## YOUR GOAL
Some lines of these records may hold the word "right"; state how many, using only the number.

## TASK INPUT
================================

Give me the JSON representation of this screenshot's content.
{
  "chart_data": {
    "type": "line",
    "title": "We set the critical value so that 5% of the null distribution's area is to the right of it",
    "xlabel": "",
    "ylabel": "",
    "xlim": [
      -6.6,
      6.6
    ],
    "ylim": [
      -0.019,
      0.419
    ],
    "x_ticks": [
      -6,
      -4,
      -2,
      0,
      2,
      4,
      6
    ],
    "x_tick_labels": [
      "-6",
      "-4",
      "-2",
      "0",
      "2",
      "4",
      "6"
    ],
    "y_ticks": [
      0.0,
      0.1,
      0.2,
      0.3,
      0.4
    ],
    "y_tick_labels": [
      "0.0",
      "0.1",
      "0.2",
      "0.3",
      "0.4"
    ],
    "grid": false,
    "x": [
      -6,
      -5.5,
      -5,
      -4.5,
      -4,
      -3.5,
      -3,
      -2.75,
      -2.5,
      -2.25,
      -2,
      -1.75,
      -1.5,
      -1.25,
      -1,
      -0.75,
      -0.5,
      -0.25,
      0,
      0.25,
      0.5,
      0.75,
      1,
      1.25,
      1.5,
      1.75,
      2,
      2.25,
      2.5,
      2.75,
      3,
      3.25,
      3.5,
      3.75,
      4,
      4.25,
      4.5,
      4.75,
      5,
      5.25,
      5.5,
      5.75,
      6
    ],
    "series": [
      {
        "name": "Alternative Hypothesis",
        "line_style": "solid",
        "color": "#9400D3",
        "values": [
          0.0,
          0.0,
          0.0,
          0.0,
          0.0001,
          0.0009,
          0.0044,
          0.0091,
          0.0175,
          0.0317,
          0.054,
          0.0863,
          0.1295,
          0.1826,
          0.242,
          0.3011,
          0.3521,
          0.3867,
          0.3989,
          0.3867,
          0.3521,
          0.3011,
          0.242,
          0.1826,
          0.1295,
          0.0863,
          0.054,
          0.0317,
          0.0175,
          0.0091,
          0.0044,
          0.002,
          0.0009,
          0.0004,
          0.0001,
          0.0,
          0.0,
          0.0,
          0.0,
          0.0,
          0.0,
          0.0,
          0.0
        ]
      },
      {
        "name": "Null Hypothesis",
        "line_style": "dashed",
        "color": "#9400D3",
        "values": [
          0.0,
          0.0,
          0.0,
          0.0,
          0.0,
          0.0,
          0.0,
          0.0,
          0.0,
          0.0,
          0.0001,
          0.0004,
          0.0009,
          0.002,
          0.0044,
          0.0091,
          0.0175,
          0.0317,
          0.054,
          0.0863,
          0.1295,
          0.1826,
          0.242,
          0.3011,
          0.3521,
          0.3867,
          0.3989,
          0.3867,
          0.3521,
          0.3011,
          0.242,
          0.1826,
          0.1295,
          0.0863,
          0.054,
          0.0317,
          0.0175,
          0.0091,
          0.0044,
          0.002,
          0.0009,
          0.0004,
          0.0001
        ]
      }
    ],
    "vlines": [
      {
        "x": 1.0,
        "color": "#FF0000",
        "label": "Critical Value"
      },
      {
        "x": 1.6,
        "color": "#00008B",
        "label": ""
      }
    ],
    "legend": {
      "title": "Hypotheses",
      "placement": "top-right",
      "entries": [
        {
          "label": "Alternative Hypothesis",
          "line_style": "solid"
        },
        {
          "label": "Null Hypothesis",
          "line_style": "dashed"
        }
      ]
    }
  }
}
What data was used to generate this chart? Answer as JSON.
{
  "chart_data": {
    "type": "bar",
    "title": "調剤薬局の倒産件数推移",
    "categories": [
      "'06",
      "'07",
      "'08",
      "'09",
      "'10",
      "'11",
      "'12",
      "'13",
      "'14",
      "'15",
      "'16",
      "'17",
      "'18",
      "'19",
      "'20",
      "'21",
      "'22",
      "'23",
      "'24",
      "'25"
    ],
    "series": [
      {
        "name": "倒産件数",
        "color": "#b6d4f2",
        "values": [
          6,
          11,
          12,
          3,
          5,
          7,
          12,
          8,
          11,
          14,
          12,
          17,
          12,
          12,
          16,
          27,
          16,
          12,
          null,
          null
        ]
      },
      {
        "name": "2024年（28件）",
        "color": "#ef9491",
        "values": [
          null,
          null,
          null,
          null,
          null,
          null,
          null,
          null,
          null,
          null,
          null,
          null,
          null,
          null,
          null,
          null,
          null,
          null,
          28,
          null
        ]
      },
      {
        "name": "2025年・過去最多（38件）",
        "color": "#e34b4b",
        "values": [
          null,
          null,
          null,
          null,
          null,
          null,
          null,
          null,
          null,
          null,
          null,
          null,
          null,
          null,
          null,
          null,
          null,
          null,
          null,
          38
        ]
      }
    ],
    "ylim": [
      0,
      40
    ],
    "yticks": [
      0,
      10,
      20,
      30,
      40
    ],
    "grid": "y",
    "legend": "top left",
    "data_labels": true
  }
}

================================

## REPLY TO THE TASK
2